◆ Task brief: In the entries, find all lines that hold the word "page" and copy them.
————
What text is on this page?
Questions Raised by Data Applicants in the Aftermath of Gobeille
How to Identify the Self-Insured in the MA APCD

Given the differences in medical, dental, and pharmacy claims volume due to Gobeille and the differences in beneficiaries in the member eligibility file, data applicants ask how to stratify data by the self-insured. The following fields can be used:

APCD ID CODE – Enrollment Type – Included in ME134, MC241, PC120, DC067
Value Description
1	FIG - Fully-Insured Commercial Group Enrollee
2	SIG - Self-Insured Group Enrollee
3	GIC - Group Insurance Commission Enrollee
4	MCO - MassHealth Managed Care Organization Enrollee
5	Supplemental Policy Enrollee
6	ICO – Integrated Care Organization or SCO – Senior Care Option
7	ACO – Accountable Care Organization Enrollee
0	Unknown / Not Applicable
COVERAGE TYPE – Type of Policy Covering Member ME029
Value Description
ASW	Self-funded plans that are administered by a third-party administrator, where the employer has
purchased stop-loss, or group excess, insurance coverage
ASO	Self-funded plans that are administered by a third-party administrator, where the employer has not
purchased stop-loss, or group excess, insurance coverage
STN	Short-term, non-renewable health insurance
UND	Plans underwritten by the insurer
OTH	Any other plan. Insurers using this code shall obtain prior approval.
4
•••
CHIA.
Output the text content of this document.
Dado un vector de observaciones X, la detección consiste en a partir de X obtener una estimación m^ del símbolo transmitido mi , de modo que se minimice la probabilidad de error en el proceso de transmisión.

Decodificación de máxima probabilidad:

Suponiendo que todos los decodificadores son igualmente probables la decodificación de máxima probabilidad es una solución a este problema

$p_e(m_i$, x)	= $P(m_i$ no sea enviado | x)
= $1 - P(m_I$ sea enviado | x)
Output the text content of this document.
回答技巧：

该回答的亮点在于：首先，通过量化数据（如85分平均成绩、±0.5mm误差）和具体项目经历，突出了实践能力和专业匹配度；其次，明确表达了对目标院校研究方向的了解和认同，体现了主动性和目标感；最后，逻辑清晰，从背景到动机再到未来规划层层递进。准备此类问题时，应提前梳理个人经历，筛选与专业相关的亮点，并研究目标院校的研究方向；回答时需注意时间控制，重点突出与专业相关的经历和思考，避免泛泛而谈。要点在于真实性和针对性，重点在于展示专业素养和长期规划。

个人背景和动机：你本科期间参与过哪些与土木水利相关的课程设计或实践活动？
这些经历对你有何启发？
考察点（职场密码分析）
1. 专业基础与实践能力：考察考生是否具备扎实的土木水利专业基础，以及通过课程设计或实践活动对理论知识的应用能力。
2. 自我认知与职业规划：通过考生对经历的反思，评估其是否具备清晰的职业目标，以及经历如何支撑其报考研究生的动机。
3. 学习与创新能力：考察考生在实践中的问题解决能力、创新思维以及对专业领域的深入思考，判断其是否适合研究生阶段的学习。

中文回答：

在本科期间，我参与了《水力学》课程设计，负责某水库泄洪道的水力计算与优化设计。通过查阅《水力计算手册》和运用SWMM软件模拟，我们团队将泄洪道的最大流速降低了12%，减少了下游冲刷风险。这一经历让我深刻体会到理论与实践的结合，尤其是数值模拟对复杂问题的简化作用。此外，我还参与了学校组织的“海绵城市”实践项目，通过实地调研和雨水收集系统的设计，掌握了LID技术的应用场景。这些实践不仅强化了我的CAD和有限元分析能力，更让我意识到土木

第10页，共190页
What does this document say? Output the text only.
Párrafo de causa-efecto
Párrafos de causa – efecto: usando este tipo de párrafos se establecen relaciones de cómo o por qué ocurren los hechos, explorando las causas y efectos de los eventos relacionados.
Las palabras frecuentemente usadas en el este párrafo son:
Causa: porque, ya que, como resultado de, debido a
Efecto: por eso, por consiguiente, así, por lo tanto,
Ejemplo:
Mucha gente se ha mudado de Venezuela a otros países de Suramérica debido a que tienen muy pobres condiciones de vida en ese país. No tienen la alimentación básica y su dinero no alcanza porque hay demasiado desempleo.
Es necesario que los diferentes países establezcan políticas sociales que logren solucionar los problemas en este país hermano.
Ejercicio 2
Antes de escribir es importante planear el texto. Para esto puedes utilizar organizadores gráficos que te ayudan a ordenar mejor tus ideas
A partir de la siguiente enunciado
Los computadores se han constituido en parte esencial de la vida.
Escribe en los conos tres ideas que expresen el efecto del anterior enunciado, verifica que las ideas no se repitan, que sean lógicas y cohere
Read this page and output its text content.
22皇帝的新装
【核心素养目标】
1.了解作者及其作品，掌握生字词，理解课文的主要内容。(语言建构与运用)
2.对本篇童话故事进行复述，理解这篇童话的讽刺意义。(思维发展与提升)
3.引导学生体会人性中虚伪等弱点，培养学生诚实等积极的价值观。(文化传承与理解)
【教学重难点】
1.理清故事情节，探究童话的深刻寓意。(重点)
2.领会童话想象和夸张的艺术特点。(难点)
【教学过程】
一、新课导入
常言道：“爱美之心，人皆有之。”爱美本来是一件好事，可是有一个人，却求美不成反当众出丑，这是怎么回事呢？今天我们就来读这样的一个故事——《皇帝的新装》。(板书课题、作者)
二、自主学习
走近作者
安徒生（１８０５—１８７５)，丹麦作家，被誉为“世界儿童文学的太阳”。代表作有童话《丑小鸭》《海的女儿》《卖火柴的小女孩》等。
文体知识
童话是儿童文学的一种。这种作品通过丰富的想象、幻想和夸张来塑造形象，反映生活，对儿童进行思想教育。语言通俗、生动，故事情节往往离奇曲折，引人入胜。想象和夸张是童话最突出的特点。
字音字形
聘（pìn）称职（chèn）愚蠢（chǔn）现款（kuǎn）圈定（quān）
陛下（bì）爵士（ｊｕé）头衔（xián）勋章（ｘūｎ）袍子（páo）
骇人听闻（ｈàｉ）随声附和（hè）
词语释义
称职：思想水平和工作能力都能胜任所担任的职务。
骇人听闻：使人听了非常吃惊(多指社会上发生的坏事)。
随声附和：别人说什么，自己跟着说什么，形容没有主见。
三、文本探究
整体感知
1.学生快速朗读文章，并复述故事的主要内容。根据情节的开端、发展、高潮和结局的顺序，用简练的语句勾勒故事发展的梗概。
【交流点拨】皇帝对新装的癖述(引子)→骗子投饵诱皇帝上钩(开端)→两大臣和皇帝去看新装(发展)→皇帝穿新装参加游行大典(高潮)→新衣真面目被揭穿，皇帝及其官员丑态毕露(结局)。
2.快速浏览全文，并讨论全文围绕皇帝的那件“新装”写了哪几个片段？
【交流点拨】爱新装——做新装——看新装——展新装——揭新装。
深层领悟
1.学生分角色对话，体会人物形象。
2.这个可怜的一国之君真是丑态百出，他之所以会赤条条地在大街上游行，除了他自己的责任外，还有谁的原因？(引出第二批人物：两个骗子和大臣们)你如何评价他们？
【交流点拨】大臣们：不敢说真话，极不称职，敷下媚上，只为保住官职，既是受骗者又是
————
◆ Reply to the task:
What text is on this page?
Read this page and output its text content.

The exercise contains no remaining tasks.